--- INSTRUCTIONS TO FOLLOW ---
From the entries that follow, gather each line holding the word "start".

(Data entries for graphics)
■ ■ ■ ■ ■ ■ ■
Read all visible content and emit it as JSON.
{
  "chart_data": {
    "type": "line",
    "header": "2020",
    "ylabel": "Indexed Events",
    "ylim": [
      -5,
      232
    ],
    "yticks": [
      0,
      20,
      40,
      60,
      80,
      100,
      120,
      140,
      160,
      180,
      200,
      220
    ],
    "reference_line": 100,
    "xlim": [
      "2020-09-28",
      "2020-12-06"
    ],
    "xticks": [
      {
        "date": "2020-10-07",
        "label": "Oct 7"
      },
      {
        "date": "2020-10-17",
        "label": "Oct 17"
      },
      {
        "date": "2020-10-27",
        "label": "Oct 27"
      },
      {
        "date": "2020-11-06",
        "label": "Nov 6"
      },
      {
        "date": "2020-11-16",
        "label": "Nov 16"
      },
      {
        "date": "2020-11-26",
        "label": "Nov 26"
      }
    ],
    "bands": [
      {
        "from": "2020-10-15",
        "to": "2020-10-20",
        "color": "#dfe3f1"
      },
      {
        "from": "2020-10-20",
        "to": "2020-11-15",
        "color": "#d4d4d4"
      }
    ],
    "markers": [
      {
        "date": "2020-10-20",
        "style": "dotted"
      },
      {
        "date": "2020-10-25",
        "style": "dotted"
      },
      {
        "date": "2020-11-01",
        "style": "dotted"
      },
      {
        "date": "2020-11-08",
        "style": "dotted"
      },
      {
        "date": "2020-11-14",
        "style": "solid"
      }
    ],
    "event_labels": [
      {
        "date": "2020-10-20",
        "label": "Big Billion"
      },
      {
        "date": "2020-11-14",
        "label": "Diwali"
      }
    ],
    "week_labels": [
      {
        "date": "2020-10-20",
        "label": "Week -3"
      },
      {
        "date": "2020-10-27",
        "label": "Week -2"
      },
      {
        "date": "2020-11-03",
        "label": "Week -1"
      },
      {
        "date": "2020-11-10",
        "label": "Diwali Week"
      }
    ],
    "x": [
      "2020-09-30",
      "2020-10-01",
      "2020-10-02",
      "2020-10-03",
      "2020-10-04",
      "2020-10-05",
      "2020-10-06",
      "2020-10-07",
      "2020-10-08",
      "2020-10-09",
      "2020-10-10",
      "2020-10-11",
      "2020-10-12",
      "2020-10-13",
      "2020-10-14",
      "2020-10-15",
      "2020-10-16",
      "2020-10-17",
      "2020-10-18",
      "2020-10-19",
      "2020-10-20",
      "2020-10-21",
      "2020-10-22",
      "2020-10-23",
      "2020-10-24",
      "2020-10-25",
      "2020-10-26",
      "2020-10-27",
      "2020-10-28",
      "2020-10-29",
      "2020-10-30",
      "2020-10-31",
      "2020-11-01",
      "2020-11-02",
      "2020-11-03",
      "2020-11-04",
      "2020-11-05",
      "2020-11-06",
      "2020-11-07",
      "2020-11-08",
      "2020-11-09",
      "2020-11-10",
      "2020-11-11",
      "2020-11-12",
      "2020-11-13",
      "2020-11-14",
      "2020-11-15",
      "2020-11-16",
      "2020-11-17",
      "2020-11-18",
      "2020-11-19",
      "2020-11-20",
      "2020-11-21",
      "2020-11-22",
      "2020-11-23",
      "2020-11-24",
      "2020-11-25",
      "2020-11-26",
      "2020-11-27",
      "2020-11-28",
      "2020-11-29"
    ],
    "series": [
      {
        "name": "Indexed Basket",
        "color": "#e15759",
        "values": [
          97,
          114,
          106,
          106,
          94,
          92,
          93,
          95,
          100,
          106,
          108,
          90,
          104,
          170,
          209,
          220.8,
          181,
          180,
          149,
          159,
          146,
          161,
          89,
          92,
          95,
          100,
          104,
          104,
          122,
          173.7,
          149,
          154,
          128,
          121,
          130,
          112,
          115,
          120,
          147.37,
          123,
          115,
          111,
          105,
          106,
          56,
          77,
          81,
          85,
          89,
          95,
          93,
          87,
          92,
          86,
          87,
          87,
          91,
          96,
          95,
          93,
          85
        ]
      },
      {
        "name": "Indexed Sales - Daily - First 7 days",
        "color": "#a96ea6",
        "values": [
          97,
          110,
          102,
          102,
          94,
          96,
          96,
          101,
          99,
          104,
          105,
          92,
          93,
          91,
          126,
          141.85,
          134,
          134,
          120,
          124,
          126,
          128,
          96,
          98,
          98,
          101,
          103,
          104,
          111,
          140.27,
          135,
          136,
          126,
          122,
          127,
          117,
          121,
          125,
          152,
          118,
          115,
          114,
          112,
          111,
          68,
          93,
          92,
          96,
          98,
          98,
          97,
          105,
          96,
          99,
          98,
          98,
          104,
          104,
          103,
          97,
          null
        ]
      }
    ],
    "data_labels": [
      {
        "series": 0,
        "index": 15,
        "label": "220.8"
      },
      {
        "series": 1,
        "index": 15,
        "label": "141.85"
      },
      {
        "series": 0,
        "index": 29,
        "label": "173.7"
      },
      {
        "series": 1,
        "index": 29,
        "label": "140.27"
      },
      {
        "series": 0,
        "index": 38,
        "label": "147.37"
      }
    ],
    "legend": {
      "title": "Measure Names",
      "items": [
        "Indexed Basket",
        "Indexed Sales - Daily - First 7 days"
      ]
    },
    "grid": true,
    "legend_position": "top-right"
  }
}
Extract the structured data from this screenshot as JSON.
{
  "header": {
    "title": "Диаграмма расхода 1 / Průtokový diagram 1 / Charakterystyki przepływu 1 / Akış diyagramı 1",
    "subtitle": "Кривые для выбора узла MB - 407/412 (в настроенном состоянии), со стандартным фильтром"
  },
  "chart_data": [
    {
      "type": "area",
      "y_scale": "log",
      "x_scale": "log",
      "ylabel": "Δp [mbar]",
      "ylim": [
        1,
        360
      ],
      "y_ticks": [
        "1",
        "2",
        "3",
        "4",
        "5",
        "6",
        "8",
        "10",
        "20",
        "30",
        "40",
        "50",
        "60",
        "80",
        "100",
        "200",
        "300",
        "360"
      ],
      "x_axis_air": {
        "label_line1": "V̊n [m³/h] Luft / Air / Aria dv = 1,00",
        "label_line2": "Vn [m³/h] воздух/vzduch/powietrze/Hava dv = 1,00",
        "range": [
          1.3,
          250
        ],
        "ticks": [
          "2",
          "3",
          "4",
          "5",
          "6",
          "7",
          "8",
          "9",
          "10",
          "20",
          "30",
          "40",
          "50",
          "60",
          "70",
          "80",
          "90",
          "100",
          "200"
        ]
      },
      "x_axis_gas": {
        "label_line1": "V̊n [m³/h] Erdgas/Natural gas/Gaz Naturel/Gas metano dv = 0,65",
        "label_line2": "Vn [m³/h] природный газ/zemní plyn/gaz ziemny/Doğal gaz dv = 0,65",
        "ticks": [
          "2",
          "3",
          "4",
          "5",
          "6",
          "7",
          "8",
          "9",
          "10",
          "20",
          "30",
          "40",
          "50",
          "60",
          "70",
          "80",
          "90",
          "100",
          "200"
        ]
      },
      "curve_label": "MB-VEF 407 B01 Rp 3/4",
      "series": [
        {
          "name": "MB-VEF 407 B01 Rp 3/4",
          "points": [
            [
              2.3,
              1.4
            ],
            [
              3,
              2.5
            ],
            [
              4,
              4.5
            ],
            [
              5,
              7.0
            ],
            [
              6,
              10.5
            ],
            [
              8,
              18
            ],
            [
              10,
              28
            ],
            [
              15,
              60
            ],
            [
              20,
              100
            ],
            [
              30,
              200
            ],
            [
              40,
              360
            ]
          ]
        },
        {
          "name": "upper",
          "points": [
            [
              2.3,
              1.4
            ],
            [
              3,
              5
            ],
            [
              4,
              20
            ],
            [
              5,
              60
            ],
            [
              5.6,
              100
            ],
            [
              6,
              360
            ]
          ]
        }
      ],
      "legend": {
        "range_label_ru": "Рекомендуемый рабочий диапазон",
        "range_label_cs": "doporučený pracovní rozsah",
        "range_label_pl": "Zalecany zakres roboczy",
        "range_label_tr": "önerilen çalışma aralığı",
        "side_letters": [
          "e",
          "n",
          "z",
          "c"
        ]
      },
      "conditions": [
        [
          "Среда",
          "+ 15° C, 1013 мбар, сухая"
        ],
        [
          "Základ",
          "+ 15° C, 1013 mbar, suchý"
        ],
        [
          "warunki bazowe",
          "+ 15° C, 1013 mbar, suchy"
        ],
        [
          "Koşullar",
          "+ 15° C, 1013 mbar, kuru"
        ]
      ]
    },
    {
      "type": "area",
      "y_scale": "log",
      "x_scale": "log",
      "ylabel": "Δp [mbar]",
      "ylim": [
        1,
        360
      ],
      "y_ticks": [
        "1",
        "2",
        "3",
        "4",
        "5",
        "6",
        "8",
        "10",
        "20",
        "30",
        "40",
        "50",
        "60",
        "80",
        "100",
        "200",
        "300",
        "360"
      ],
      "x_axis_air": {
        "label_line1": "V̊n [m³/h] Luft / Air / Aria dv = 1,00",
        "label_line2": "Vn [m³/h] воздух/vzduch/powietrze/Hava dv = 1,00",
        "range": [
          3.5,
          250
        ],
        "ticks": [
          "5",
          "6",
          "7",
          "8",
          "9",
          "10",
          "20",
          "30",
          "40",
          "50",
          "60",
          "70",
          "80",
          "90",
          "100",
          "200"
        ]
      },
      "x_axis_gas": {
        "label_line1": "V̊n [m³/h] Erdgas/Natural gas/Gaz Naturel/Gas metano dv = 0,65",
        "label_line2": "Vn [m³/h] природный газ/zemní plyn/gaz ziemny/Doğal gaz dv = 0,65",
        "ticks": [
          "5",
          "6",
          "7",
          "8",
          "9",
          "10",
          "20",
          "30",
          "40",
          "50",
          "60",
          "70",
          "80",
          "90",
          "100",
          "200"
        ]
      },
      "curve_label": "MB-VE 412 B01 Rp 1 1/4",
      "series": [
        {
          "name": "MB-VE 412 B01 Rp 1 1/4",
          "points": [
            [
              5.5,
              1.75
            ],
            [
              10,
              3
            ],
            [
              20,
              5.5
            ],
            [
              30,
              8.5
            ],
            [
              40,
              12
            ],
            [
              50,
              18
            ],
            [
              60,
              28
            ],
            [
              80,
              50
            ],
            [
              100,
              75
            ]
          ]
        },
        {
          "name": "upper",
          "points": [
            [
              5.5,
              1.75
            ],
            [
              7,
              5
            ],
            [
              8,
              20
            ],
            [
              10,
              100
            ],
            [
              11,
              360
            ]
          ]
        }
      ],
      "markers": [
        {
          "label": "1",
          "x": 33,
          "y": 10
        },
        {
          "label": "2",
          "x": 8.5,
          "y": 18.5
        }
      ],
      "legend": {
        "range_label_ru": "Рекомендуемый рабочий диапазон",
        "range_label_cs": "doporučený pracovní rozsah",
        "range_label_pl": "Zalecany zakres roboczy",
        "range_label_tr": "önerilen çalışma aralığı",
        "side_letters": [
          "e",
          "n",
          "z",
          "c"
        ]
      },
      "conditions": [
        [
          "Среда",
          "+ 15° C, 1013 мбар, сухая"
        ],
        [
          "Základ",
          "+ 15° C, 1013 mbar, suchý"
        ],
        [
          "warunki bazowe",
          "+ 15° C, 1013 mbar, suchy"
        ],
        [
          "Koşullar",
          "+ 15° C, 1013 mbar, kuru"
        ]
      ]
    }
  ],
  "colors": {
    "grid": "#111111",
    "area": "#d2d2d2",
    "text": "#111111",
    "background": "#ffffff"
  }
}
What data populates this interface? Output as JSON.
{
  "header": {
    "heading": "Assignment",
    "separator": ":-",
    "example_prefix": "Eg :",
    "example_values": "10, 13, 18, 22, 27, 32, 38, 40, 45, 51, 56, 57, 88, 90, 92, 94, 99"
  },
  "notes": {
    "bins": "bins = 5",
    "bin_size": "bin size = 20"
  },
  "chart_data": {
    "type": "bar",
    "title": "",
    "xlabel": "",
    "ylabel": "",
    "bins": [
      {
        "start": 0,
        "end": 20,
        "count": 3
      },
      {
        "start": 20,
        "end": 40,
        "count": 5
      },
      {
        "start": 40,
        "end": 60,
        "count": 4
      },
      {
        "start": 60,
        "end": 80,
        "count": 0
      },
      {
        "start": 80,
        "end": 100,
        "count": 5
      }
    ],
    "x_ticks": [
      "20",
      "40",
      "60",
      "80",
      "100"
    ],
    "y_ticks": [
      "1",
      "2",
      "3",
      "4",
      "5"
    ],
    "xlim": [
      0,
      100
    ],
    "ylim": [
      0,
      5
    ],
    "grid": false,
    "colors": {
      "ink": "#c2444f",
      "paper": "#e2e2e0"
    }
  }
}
■ ■ ■ ■ ■ ■ ■
--- RESULT OF THE EXERCISE ---
        "start": 0,
        "start": 20,
        "start": 40,
        "start": 60,
        "start": 80,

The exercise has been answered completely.